• Prompt:
Print the entries in full, word for word, but not the pictures.
==========
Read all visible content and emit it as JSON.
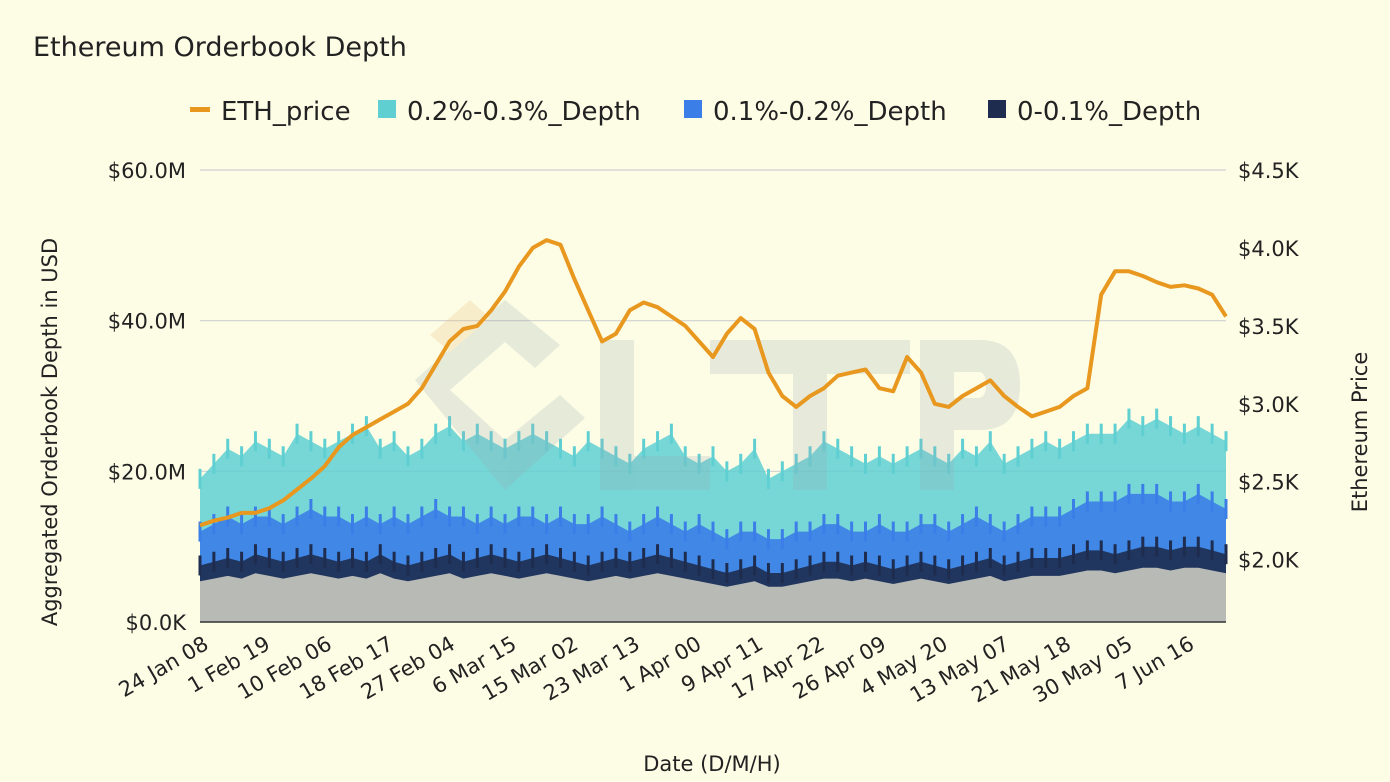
{
  "chart_data": {
    "type": "area",
    "title": "Ethereum Orderbook Depth",
    "xlabel": "Date (D/M/H)",
    "ylabel": "Aggregated Orderbook Depth in USD",
    "y2label": "Ethereum Price",
    "ylim": [
      0,
      60000000
    ],
    "y2lim": [
      1600,
      4500
    ],
    "y_ticks": [
      "$0.0K",
      "$20.0M",
      "$40.0M",
      "$60.0M"
    ],
    "y_tick_values": [
      0,
      20000000,
      40000000,
      60000000
    ],
    "y2_ticks": [
      "$2.0K",
      "$2.5K",
      "$3.0K",
      "$3.5K",
      "$4.0K",
      "$4.5K"
    ],
    "y2_tick_values": [
      2000,
      2500,
      3000,
      3500,
      4000,
      4500
    ],
    "x_ticks": [
      "24 Jan 08",
      "1 Feb 19",
      "10 Feb 06",
      "18 Feb 17",
      "27 Feb 04",
      "6 Mar 15",
      "15 Mar 02",
      "23 Mar 13",
      "1 Apr 00",
      "9 Apr 11",
      "17 Apr 22",
      "26 Apr 09",
      "4 May 20",
      "13 May 07",
      "21 May 18",
      "30 May 05",
      "7 Jun 16"
    ],
    "grid": true,
    "legend_position": "top",
    "watermark": "LTP",
    "series": [
      {
        "name": "ETH_price",
        "axis": "right",
        "render": "line",
        "color": "#e8971f",
        "values": [
          2220,
          2250,
          2270,
          2300,
          2300,
          2330,
          2380,
          2450,
          2520,
          2600,
          2720,
          2800,
          2850,
          2900,
          2950,
          3000,
          3100,
          3250,
          3400,
          3480,
          3500,
          3600,
          3720,
          3880,
          4000,
          4050,
          4020,
          3800,
          3600,
          3400,
          3450,
          3600,
          3650,
          3620,
          3560,
          3500,
          3400,
          3300,
          3450,
          3550,
          3480,
          3200,
          3050,
          2980,
          3050,
          3100,
          3180,
          3200,
          3220,
          3100,
          3080,
          3300,
          3200,
          3000,
          2980,
          3050,
          3100,
          3150,
          3050,
          2980,
          2920,
          2950,
          2980,
          3050,
          3100,
          3700,
          3850,
          3850,
          3820,
          3780,
          3750,
          3760,
          3740,
          3700,
          3560
        ]
      },
      {
        "name": "0.2%-0.3%_Depth",
        "axis": "left",
        "render": "area",
        "color": "#5fcfd2",
        "values": [
          19,
          21,
          23,
          22,
          24,
          23,
          22,
          25,
          24,
          23,
          24,
          25,
          26,
          23,
          24,
          22,
          23,
          25,
          26,
          24,
          25,
          24,
          23,
          24,
          25,
          24,
          23,
          22,
          24,
          23,
          22,
          21,
          23,
          24,
          25,
          22,
          21,
          22,
          20,
          21,
          23,
          19,
          20,
          21,
          22,
          24,
          23,
          22,
          21,
          22,
          21,
          22,
          23,
          22,
          21,
          23,
          22,
          24,
          21,
          22,
          23,
          24,
          23,
          24,
          25,
          25,
          25,
          27,
          26,
          27,
          26,
          25,
          26,
          25,
          24
        ]
      },
      {
        "name": "0.1%-0.2%_Depth",
        "axis": "left",
        "render": "area",
        "color": "#3b7ee8",
        "values": [
          12,
          13,
          14,
          13,
          14,
          14,
          13,
          14,
          15,
          14,
          14,
          13,
          14,
          13,
          14,
          13,
          14,
          15,
          14,
          14,
          13,
          14,
          13,
          14,
          14,
          13,
          14,
          13,
          13,
          14,
          13,
          12,
          13,
          14,
          13,
          12,
          13,
          12,
          11,
          12,
          12,
          11,
          11,
          12,
          12,
          13,
          13,
          12,
          12,
          13,
          12,
          12,
          13,
          13,
          12,
          13,
          14,
          13,
          12,
          13,
          14,
          14,
          14,
          15,
          16,
          16,
          16,
          17,
          17,
          17,
          16,
          16,
          17,
          16,
          15
        ]
      },
      {
        "name": "0-0.1%_Depth",
        "axis": "left",
        "render": "area",
        "color": "#1e2d4f",
        "values": [
          7.5,
          8,
          8.5,
          8,
          9,
          8.5,
          8,
          8.5,
          9,
          8.5,
          8,
          8.5,
          8,
          9,
          8,
          7.5,
          8,
          8.5,
          9,
          8,
          8.5,
          9,
          8.5,
          8,
          8.5,
          9,
          8.5,
          8,
          7.5,
          8,
          8.5,
          8,
          8.5,
          9,
          8.5,
          8,
          7.5,
          7,
          6.5,
          7,
          7.5,
          6.5,
          6.5,
          7,
          7.5,
          8,
          8,
          7.5,
          8,
          7.5,
          7,
          7.5,
          8,
          7.5,
          7,
          7.5,
          8,
          8.5,
          7.5,
          8,
          8.5,
          8.5,
          8.5,
          9,
          9.5,
          9.5,
          9,
          9.5,
          10,
          10,
          9.5,
          10,
          10,
          9.5,
          9
        ]
      }
    ]
  }
}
==========
• Solution for this problem:
Read all visible content and emit it as JSON.
{
  "chart_data": {
    "type": "area",
    "title": "Ethereum Orderbook Depth",
    "xlabel": "Date (D/M/H)",
    "ylabel": "Aggregated Orderbook Depth in USD",
    "y2label": "Ethereum Price",
    "ylim": [
      0,
      60000000
    ],
    "y2lim": [
      1600,
      4500
    ],
    "y_ticks": [
      "$0.0K",
      "$20.0M",
      "$40.0M",
      "$60.0M"
    ],
    "y_tick_values": [
      0,
      20000000,
      40000000,
      60000000
    ],
    "y2_ticks": [
      "$2.0K",
      "$2.5K",
      "$3.0K",
      "$3.5K",
      "$4.0K",
      "$4.5K"
    ],
    "y2_tick_values": [
      2000,
      2500,
      3000,
      3500,
      4000,
      4500
    ],
    "x_ticks": [
      "24 Jan 08",
      "1 Feb 19",
      "10 Feb 06",
      "18 Feb 17",
      "27 Feb 04",
      "6 Mar 15",
      "15 Mar 02",
      "23 Mar 13",
      "1 Apr 00",
      "9 Apr 11",
      "17 Apr 22",
      "26 Apr 09",
      "4 May 20",
      "13 May 07",
      "21 May 18",
      "30 May 05",
      "7 Jun 16"
    ],
    "grid": true,
    "legend_position": "top",
    "watermark": "LTP",
    "series": [
      {
        "name": "ETH_price",
        "axis": "right",
        "render": "line",
        "color": "#e8971f",
        "values": [
          2220,
          2250,
          2270,
          2300,
          2300,
          2330,
          2380,
          2450,
          2520,
          2600,
          2720,
          2800,
          2850,
          2900,
          2950,
          3000,
          3100,
          3250,
          3400,
          3480,
          3500,
          3600,
          3720,
          3880,
          4000,
          4050,
          4020,
          3800,
          3600,
          3400,
          3450,
          3600,
          3650,
          3620,
          3560,
          3500,
          3400,
          3300,
          3450,
          3550,
          3480,
          3200,
          3050,
          2980,
          3050,
          3100,
          3180,
          3200,
          3220,
          3100,
          3080,
          3300,
          3200,
          3000,
          2980,
          3050,
          3100,
          3150,
          3050,
          2980,
          2920,
          2950,
          2980,
          3050,
          3100,
          3700,
          3850,
          3850,
          3820,
          3780,
          3750,
          3760,
          3740,
          3700,
          3560
        ]
      },
      {
        "name": "0.2%-0.3%_Depth",
        "axis": "left",
        "render": "area",
        "color": "#5fcfd2",
        "values": [
          19,
          21,
          23,
          22,
          24,
          23,
          22,
          25,
          24,
          23,
          24,
          25,
          26,
          23,
          24,
          22,
          23,
          25,
          26,
          24,
          25,
          24,
          23,
          24,
          25,
          24,
          23,
          22,
          24,
          23,
          22,
          21,
          23,
          24,
          25,
          22,
          21,
          22,
          20,
          21,
          23,
          19,
          20,
          21,
          22,
          24,
          23,
          22,
          21,
          22,
          21,
          22,
          23,
          22,
          21,
          23,
          22,
          24,
          21,
          22,
          23,
          24,
          23,
          24,
          25,
          25,
          25,
          27,
          26,
          27,
          26,
          25,
          26,
          25,
          24
        ]
      },
      {
        "name": "0.1%-0.2%_Depth",
        "axis": "left",
        "render": "area",
        "color": "#3b7ee8",
        "values": [
          12,
          13,
          14,
          13,
          14,
          14,
          13,
          14,
          15,
          14,
          14,
          13,
          14,
          13,
          14,
          13,
          14,
          15,
          14,
          14,
          13,
          14,
          13,
          14,
          14,
          13,
          14,
          13,
          13,
          14,
          13,
          12,
          13,
          14,
          13,
          12,
          13,
          12,
          11,
          12,
          12,
          11,
          11,
          12,
          12,
          13,
          13,
          12,
          12,
          13,
          12,
          12,
          13,
          13,
          12,
          13,
          14,
          13,
          12,
          13,
          14,
          14,
          14,
          15,
          16,
          16,
          16,
          17,
          17,
          17,
          16,
          16,
          17,
          16,
          15
        ]
      },
      {
        "name": "0-0.1%_Depth",
        "axis": "left",
        "render": "area",
        "color": "#1e2d4f",
        "values": [
          7.5,
          8,
          8.5,
          8,
          9,
          8.5,
          8,
          8.5,
          9,
          8.5,
          8,
          8.5,
          8,
          9,
          8,
          7.5,
          8,
          8.5,
          9,
          8,
          8.5,
          9,
          8.5,
          8,
          8.5,
          9,
          8.5,
          8,
          7.5,
          8,
          8.5,
          8,
          8.5,
          9,
          8.5,
          8,
          7.5,
          7,
          6.5,
          7,
          7.5,
          6.5,
          6.5,
          7,
          7.5,
          8,
          8,
          7.5,
          8,
          7.5,
          7,
          7.5,
          8,
          7.5,
          7,
          7.5,
          8,
          8.5,
          7.5,
          8,
          8.5,
          8.5,
          8.5,
          9,
          9.5,
          9.5,
          9,
          9.5,
          10,
          10,
          9.5,
          10,
          10,
          9.5,
          9
        ]
      }
    ]
  }
}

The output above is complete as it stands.